Kumpulan Latihan:
a - Sebutkan semua satuan lembaga kampus, dari jurusan hingga universitas, yang tercantum pada halaman judul makalah tentang leksikolog Arab.
b - Tolong teruskan makalah tentang leksikolog Arab ini dengan bagian berikutnya, dimulai setelah kalimat terakhir yang ada.

Teks Bacaan:
# # #
Kamis, 04 Agustus 2016

PAPER TENTANG LEKSIKOLOG-LEKSIKOLOG ARAB

Leksikolog-Leksikolog Arab

Paper
Diajukan Untuk Memenuhi Salah Satu tugas pada Mata Kuliah Leksikologi
Dosen Pengampu: Tri Yanti Nurul Hidayati, S.S, M.A






Disusun oleh:

Mohammad Yasir         (C1013034)

JURUSAN SASTRA ARAB
FAKULTAS ILMU BUDAYA
UNIVERSITAS SEBELAS MARET
2015 


  1. PENDAHULUAN
Perkembangan bahasa telah terjadi sejak zaman dahulu. Begitupun dengan bahasa arab, ia mengalami perkembangan pesat sejak abad ke-7 masehi. Dalam perkembangannya, telah banyak melahirkan pakar bahasa yang menjadikan bahasa sebagai sebuah bidang kajian. Keilmuan yang dihasilkan dari pemikiran-pemikiran para pakar bahasa tersebut dituangkan dalam banyak buku yang sampai sekarang masih digunakan sebagai sumber pengetahuan tentang bahasa arab di masa lampau. Pembuatan buku-buku tersebut ditujukan untuk memelihara keaslian bahasa itu sendiri, sehingga akan mudah teridentifikasi jika suatu saat ada campuran atau pembaharuan ke dalamnya.
# # #
Catatan Tersimpan:
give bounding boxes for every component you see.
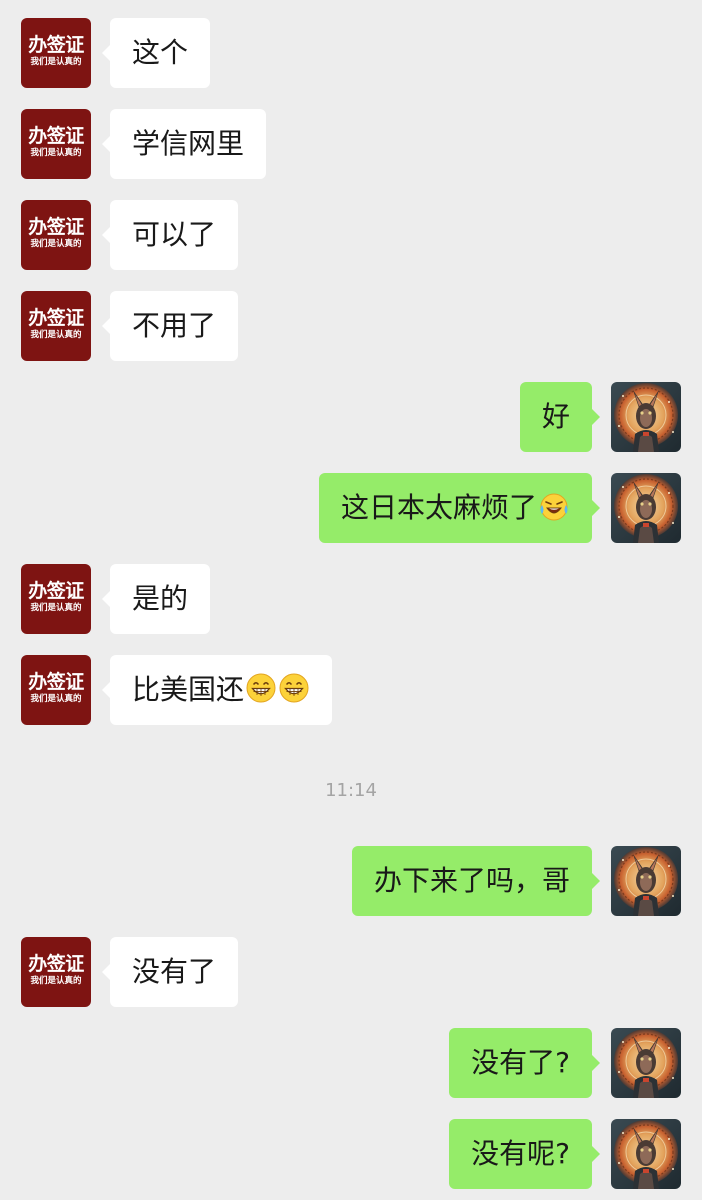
outgoing-message-bubble[interactable]: 没有了? xyxy=(449,1028,600,1098)
avatar-brand-title: 办签证 xyxy=(28,34,84,56)
message-text: 不用了 xyxy=(132,309,217,342)
message-text: 没有了? xyxy=(471,1046,570,1079)
message-row: 没有呢? xyxy=(0,1119,702,1189)
message-row: 好 xyxy=(0,382,702,452)
message-row: 办签证 我们是认真的 是的 xyxy=(0,564,702,634)
avatar-brand-title: 办签证 xyxy=(28,125,84,147)
avatar-brand-subtitle: 我们是认真的 xyxy=(30,330,82,340)
chat-message-list[interactable]: 办签证 我们是认真的 这个 办签证 我们是认真的 学信网里 办签证 我们是认真的… xyxy=(0,0,702,1200)
user-avatar-image xyxy=(611,846,681,916)
message-text: 是的 xyxy=(132,582,189,615)
avatar-brand-subtitle: 我们是认真的 xyxy=(30,976,82,986)
message-row: 办下来了吗，哥 xyxy=(0,846,702,916)
message-row: 没有了? xyxy=(0,1028,702,1098)
incoming-message-bubble[interactable]: 这个 xyxy=(101,18,211,88)
avatar-brand-title: 办签证 xyxy=(28,307,84,329)
message-text: 没有了 xyxy=(132,955,217,988)
avatar-brand-subtitle: 我们是认真的 xyxy=(30,694,82,704)
message-text: 这日本太麻烦了 xyxy=(340,491,537,524)
outgoing-message-bubble[interactable]: 没有呢? xyxy=(449,1119,600,1189)
grinning-emoji-icon xyxy=(245,672,277,704)
message-row: 办签证 我们是认真的 可以了 xyxy=(0,200,702,270)
contact-avatar[interactable]: 办签证 我们是认真的 xyxy=(21,109,91,179)
user-avatar-image xyxy=(611,473,681,543)
incoming-message-bubble[interactable]: 学信网里 xyxy=(101,109,267,179)
avatar-brand-subtitle: 我们是认真的 xyxy=(30,239,82,249)
message-text: 办下来了吗，哥 xyxy=(373,864,570,897)
message-timestamp: 11:14 xyxy=(325,780,377,801)
user-avatar[interactable] xyxy=(611,846,681,916)
message-row: 办签证 我们是认真的 比美国还 xyxy=(0,655,702,725)
avatar-brand-title: 办签证 xyxy=(28,671,84,693)
incoming-message-bubble[interactable]: 不用了 xyxy=(101,291,239,361)
user-avatar[interactable] xyxy=(611,473,681,543)
contact-avatar[interactable]: 办签证 我们是认真的 xyxy=(21,937,91,1007)
message-text: 好 xyxy=(541,400,570,433)
avatar-brand-subtitle: 我们是认真的 xyxy=(30,603,82,613)
user-avatar-image xyxy=(611,382,681,452)
message-text: 这个 xyxy=(132,36,189,69)
contact-avatar[interactable]: 办签证 我们是认真的 xyxy=(21,291,91,361)
incoming-message-bubble[interactable]: 可以了 xyxy=(101,200,239,270)
user-avatar-image xyxy=(611,1028,681,1098)
outgoing-message-bubble[interactable]: 好 xyxy=(519,382,601,452)
message-text: 学信网里 xyxy=(132,127,245,160)
contact-avatar[interactable]: 办签证 我们是认真的 xyxy=(21,18,91,88)
user-avatar[interactable] xyxy=(611,382,681,452)
avatar-brand-title: 办签证 xyxy=(28,580,84,602)
contact-avatar[interactable]: 办签证 我们是认真的 xyxy=(21,655,91,725)
outgoing-message-bubble[interactable]: 这日本太麻烦了 xyxy=(318,473,601,543)
contact-avatar[interactable]: 办签证 我们是认真的 xyxy=(21,564,91,634)
message-text: 比美国还 xyxy=(132,673,245,706)
user-avatar[interactable] xyxy=(611,1028,681,1098)
avatar-brand-title: 办签证 xyxy=(28,216,84,238)
message-row: 办签证 我们是认真的 没有了 xyxy=(0,937,702,1007)
avatar-brand-subtitle: 我们是认真的 xyxy=(30,57,82,67)
user-avatar[interactable] xyxy=(611,1119,681,1189)
message-row: 这日本太麻烦了 xyxy=(0,473,702,543)
incoming-message-bubble[interactable]: 比美国还 xyxy=(101,655,333,725)
avatar-brand-subtitle: 我们是认真的 xyxy=(30,148,82,158)
incoming-message-bubble[interactable]: 没有了 xyxy=(101,937,239,1007)
incoming-message-bubble[interactable]: 是的 xyxy=(101,564,211,634)
message-text: 可以了 xyxy=(132,218,217,251)
grinning-emoji-icon xyxy=(278,672,310,704)
user-avatar-image xyxy=(611,1119,681,1189)
contact-avatar[interactable]: 办签证 我们是认真的 xyxy=(21,200,91,270)
message-row: 办签证 我们是认真的 不用了 xyxy=(0,291,702,361)
message-row: 办签证 我们是认真的 这个 xyxy=(0,18,702,88)
outgoing-message-bubble[interactable]: 办下来了吗，哥 xyxy=(351,846,601,916)
crying-laughing-emoji-icon xyxy=(538,490,570,522)
message-row: 办签证 我们是认真的 学信网里 xyxy=(0,109,702,179)
avatar-brand-title: 办签证 xyxy=(28,953,84,975)
message-text: 没有呢? xyxy=(471,1137,570,1170)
# # #
Jawaban Latihan:
a - JURUSAN SASTRA ARAB, FAKULTAS ILMU BUDAYA, UNIVERSITAS SEBELAS MARET

b -
Perkembangan yang terjadi tentu didorong oleh usaha dan pemikiran para pakar bahasa seperti yang sudah disebutkan. Diantara para pakar bahasa tersebut ialah Khalil bin Ahmad Al-Farahidi (Bapak Leksikolog Arab), Abu Manshur Al-Azhari, Abu Duraid, Ibnu Jinni, Ibnu Faris Al-Razi, dan Ismail Hammad Al-Jauhari. Mereka memiliki visi yang sama dalam mengembangkan bahasa arab, yaitu terpeliharanya bahasa arab murni. Untuk mencapai visi tersebut, mereka menyusun kamus-kamus bahasa arab yang manfaatnya masih dapat terasa sampai berabad-abad kemudian.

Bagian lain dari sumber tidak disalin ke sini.